Reproduce the records below in full and word for word, excluding pictures.

(Collected data entries)
· · · ·

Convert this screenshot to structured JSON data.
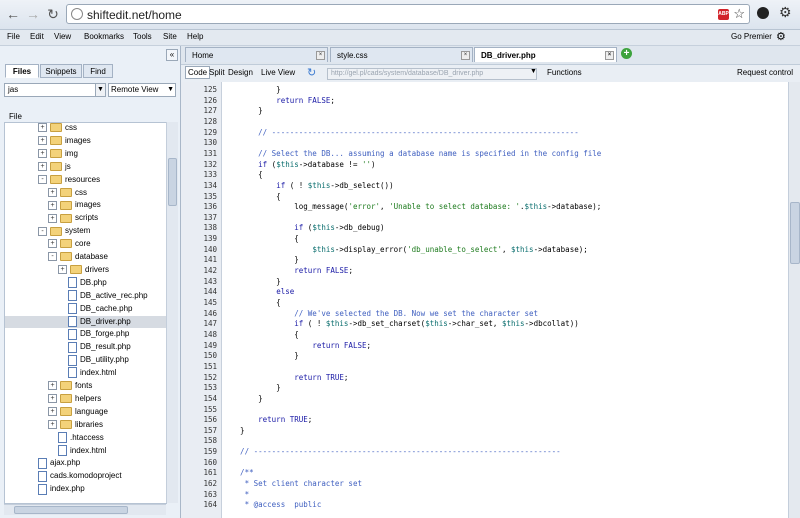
{
  "browser": {
    "url": "shiftedit.net/home",
    "abp": "ABP"
  },
  "menu": {
    "items": [
      "File",
      "Edit",
      "View",
      "Bookmarks",
      "Tools",
      "Site",
      "Help"
    ],
    "go_premier": "Go Premier"
  },
  "sidebar": {
    "tabs": [
      "Files",
      "Snippets",
      "Find"
    ],
    "filter_value": "jas",
    "site_select": "Remote View",
    "file_label": "File",
    "collapse": "«"
  },
  "tree": [
    {
      "label": "css",
      "type": "folder",
      "depth": 2,
      "exp": "+"
    },
    {
      "label": "images",
      "type": "folder",
      "depth": 2,
      "exp": "+"
    },
    {
      "label": "img",
      "type": "folder",
      "depth": 2,
      "exp": "+"
    },
    {
      "label": "js",
      "type": "folder",
      "depth": 2,
      "exp": "+"
    },
    {
      "label": "resources",
      "type": "folder",
      "depth": 2,
      "exp": "-"
    },
    {
      "label": "css",
      "type": "folder",
      "depth": 3,
      "exp": "+"
    },
    {
      "label": "images",
      "type": "folder",
      "depth": 3,
      "exp": "+"
    },
    {
      "label": "scripts",
      "type": "folder",
      "depth": 3,
      "exp": "+"
    },
    {
      "label": "system",
      "type": "folder",
      "depth": 2,
      "exp": "-"
    },
    {
      "label": "core",
      "type": "folder",
      "depth": 3,
      "exp": "+"
    },
    {
      "label": "database",
      "type": "folder",
      "depth": 3,
      "exp": "-"
    },
    {
      "label": "drivers",
      "type": "folder",
      "depth": 4,
      "exp": "+"
    },
    {
      "label": "DB.php",
      "type": "file",
      "depth": 5
    },
    {
      "label": "DB_active_rec.php",
      "type": "file",
      "depth": 5
    },
    {
      "label": "DB_cache.php",
      "type": "file",
      "depth": 5
    },
    {
      "label": "DB_driver.php",
      "type": "file",
      "depth": 5,
      "selected": true
    },
    {
      "label": "DB_forge.php",
      "type": "file",
      "depth": 5
    },
    {
      "label": "DB_result.php",
      "type": "file",
      "depth": 5
    },
    {
      "label": "DB_utility.php",
      "type": "file",
      "depth": 5
    },
    {
      "label": "index.html",
      "type": "file",
      "depth": 5
    },
    {
      "label": "fonts",
      "type": "folder",
      "depth": 3,
      "exp": "+"
    },
    {
      "label": "helpers",
      "type": "folder",
      "depth": 3,
      "exp": "+"
    },
    {
      "label": "language",
      "type": "folder",
      "depth": 3,
      "exp": "+"
    },
    {
      "label": "libraries",
      "type": "folder",
      "depth": 3,
      "exp": "+"
    },
    {
      "label": ".htaccess",
      "type": "file",
      "depth": 4
    },
    {
      "label": "index.html",
      "type": "file",
      "depth": 4
    },
    {
      "label": "ajax.php",
      "type": "file",
      "depth": 2
    },
    {
      "label": "cads.komodoproject",
      "type": "file",
      "depth": 2
    },
    {
      "label": "index.php",
      "type": "file",
      "depth": 2
    }
  ],
  "editor": {
    "tabs": [
      {
        "label": "Home"
      },
      {
        "label": "style.css"
      },
      {
        "label": "DB_driver.php",
        "active": true
      }
    ],
    "add_tab": "+",
    "views": [
      "Code",
      "Split",
      "Design",
      "Live View"
    ],
    "path": "http://gel.pl/cads/system/database/DB_driver.php",
    "functions": "Functions",
    "request_control": "Request control"
  },
  "code": [
    {
      "n": "125",
      "t": "            }"
    },
    {
      "n": "126",
      "t": "            return FALSE;"
    },
    {
      "n": "127",
      "t": "        }"
    },
    {
      "n": "128",
      "t": ""
    },
    {
      "n": "129",
      "t": "        // --------------------------------------------------------------------"
    },
    {
      "n": "130",
      "t": ""
    },
    {
      "n": "131",
      "t": "        // Select the DB... assuming a database name is specified in the config file"
    },
    {
      "n": "132",
      "t": "        if ($this->database != '')"
    },
    {
      "n": "133",
      "t": "        {"
    },
    {
      "n": "134",
      "t": "            if ( ! $this->db_select())"
    },
    {
      "n": "135",
      "t": "            {"
    },
    {
      "n": "136",
      "t": "                log_message('error', 'Unable to select database: '.$this->database);"
    },
    {
      "n": "137",
      "t": ""
    },
    {
      "n": "138",
      "t": "                if ($this->db_debug)"
    },
    {
      "n": "139",
      "t": "                {"
    },
    {
      "n": "140",
      "t": "                    $this->display_error('db_unable_to_select', $this->database);"
    },
    {
      "n": "141",
      "t": "                }"
    },
    {
      "n": "142",
      "t": "                return FALSE;"
    },
    {
      "n": "143",
      "t": "            }"
    },
    {
      "n": "144",
      "t": "            else"
    },
    {
      "n": "145",
      "t": "            {"
    },
    {
      "n": "146",
      "t": "                // We've selected the DB. Now we set the character set"
    },
    {
      "n": "147",
      "t": "                if ( ! $this->db_set_charset($this->char_set, $this->dbcollat))"
    },
    {
      "n": "148",
      "t": "                {"
    },
    {
      "n": "149",
      "t": "                    return FALSE;"
    },
    {
      "n": "150",
      "t": "                }"
    },
    {
      "n": "151",
      "t": ""
    },
    {
      "n": "152",
      "t": "                return TRUE;"
    },
    {
      "n": "153",
      "t": "            }"
    },
    {
      "n": "154",
      "t": "        }"
    },
    {
      "n": "155",
      "t": ""
    },
    {
      "n": "156",
      "t": "        return TRUE;"
    },
    {
      "n": "157",
      "t": "    }"
    },
    {
      "n": "158",
      "t": ""
    },
    {
      "n": "159",
      "t": "    // --------------------------------------------------------------------"
    },
    {
      "n": "160",
      "t": ""
    },
    {
      "n": "161",
      "t": "    /**"
    },
    {
      "n": "162",
      "t": "     * Set client character set"
    },
    {
      "n": "163",
      "t": "     *"
    },
    {
      "n": "164",
      "t": "     * @access  public"
    }
  ]
}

· · · ·

Answer to this task:
Convert this screenshot to structured JSON data.
{
  "browser": {
    "url": "shiftedit.net/home",
    "abp": "ABP"
  },
  "menu": {
    "items": [
      "File",
      "Edit",
      "View",
      "Bookmarks",
      "Tools",
      "Site",
      "Help"
    ],
    "go_premier": "Go Premier"
  },
  "sidebar": {
    "tabs": [
      "Files",
      "Snippets",
      "Find"
    ],
    "filter_value": "jas",
    "site_select": "Remote View",
    "file_label": "File",
    "collapse": "«"
  },
  "tree": [
    {
      "label": "css",
      "type": "folder",
      "depth": 2,
      "exp": "+"
    },
    {
      "label": "images",
      "type": "folder",
      "depth": 2,
      "exp": "+"
    },
    {
      "label": "img",
      "type": "folder",
      "depth": 2,
      "exp": "+"
    },
    {
      "label": "js",
      "type": "folder",
      "depth": 2,
      "exp": "+"
    },
    {
      "label": "resources",
      "type": "folder",
      "depth": 2,
      "exp": "-"
    },
    {
      "label": "css",
      "type": "folder",
      "depth": 3,
      "exp": "+"
    },
    {
      "label": "images",
      "type": "folder",
      "depth": 3,
      "exp": "+"
    },
    {
      "label": "scripts",
      "type": "folder",
      "depth": 3,
      "exp": "+"
    },
    {
      "label": "system",
      "type": "folder",
      "depth": 2,
      "exp": "-"
    },
    {
      "label": "core",
      "type": "folder",
      "depth": 3,
      "exp": "+"
    },
    {
      "label": "database",
      "type": "folder",
      "depth": 3,
      "exp": "-"
    },
    {
      "label": "drivers",
      "type": "folder",
      "depth": 4,
      "exp": "+"
    },
    {
      "label": "DB.php",
      "type": "file",
      "depth": 5
    },
    {
      "label": "DB_active_rec.php",
      "type": "file",
      "depth": 5
    },
    {
      "label": "DB_cache.php",
      "type": "file",
      "depth": 5
    },
    {
      "label": "DB_driver.php",
      "type": "file",
      "depth": 5,
      "selected": true
    },
    {
      "label": "DB_forge.php",
      "type": "file",
      "depth": 5
    },
    {
      "label": "DB_result.php",
      "type": "file",
      "depth": 5
    },
    {
      "label": "DB_utility.php",
      "type": "file",
      "depth": 5
    },
    {
      "label": "index.html",
      "type": "file",
      "depth": 5
    },
    {
      "label": "fonts",
      "type": "folder",
      "depth": 3,
      "exp": "+"
    },
    {
      "label": "helpers",
      "type": "folder",
      "depth": 3,
      "exp": "+"
    },
    {
      "label": "language",
      "type": "folder",
      "depth": 3,
      "exp": "+"
    },
    {
      "label": "libraries",
      "type": "folder",
      "depth": 3,
      "exp": "+"
    },
    {
      "label": ".htaccess",
      "type": "file",
      "depth": 4
    },
    {
      "label": "index.html",
      "type": "file",
      "depth": 4
    },
    {
      "label": "ajax.php",
      "type": "file",
      "depth": 2
    },
    {
      "label": "cads.komodoproject",
      "type": "file",
      "depth": 2
    },
    {
      "label": "index.php",
      "type": "file",
      "depth": 2
    }
  ],
  "editor": {
    "tabs": [
      {
        "label": "Home"
      },
      {
        "label": "style.css"
      },
      {
        "label": "DB_driver.php",
        "active": true
      }
    ],
    "add_tab": "+",
    "views": [
      "Code",
      "Split",
      "Design",
      "Live View"
    ],
    "path": "http://gel.pl/cads/system/database/DB_driver.php",
    "functions": "Functions",
    "request_control": "Request control"
  },
  "code": [
    {
      "n": "125",
      "t": "            }"
    },
    {
      "n": "126",
      "t": "            return FALSE;"
    },
    {
      "n": "127",
      "t": "        }"
    },
    {
      "n": "128",
      "t": ""
    },
    {
      "n": "129",
      "t": "        // --------------------------------------------------------------------"
    },
    {
      "n": "130",
      "t": ""
    },
    {
      "n": "131",
      "t": "        // Select the DB... assuming a database name is specified in the config file"
    },
    {
      "n": "132",
      "t": "        if ($this->database != '')"
    },
    {
      "n": "133",
      "t": "        {"
    },
    {
      "n": "134",
      "t": "            if ( ! $this->db_select())"
    },
    {
      "n": "135",
      "t": "            {"
    },
    {
      "n": "136",
      "t": "                log_message('error', 'Unable to select database: '.$this->database);"
    },
    {
      "n": "137",
      "t": ""
    },
    {
      "n": "138",
      "t": "                if ($this->db_debug)"
    },
    {
      "n": "139",
      "t": "                {"
    },
    {
      "n": "140",
      "t": "                    $this->display_error('db_unable_to_select', $this->database);"
    },
    {
      "n": "141",
      "t": "                }"
    },
    {
      "n": "142",
      "t": "                return FALSE;"
    },
    {
      "n": "143",
      "t": "            }"
    },
    {
      "n": "144",
      "t": "            else"
    },
    {
      "n": "145",
      "t": "            {"
    },
    {
      "n": "146",
      "t": "                // We've selected the DB. Now we set the character set"
    },
    {
      "n": "147",
      "t": "                if ( ! $this->db_set_charset($this->char_set, $this->dbcollat))"
    },
    {
      "n": "148",
      "t": "                {"
    },
    {
      "n": "149",
      "t": "                    return FALSE;"
    },
    {
      "n": "150",
      "t": "                }"
    },
    {
      "n": "151",
      "t": ""
    },
    {
      "n": "152",
      "t": "                return TRUE;"
    },
    {
      "n": "153",
      "t": "            }"
    },
    {
      "n": "154",
      "t": "        }"
    },
    {
      "n": "155",
      "t": ""
    },
    {
      "n": "156",
      "t": "        return TRUE;"
    },
    {
      "n": "157",
      "t": "    }"
    },
    {
      "n": "158",
      "t": ""
    },
    {
      "n": "159",
      "t": "    // --------------------------------------------------------------------"
    },
    {
      "n": "160",
      "t": ""
    },
    {
      "n": "161",
      "t": "    /**"
    },
    {
      "n": "162",
      "t": "     * Set client character set"
    },
    {
      "n": "163",
      "t": "     *"
    },
    {
      "n": "164",
      "t": "     * @access  public"
    }
  ]
}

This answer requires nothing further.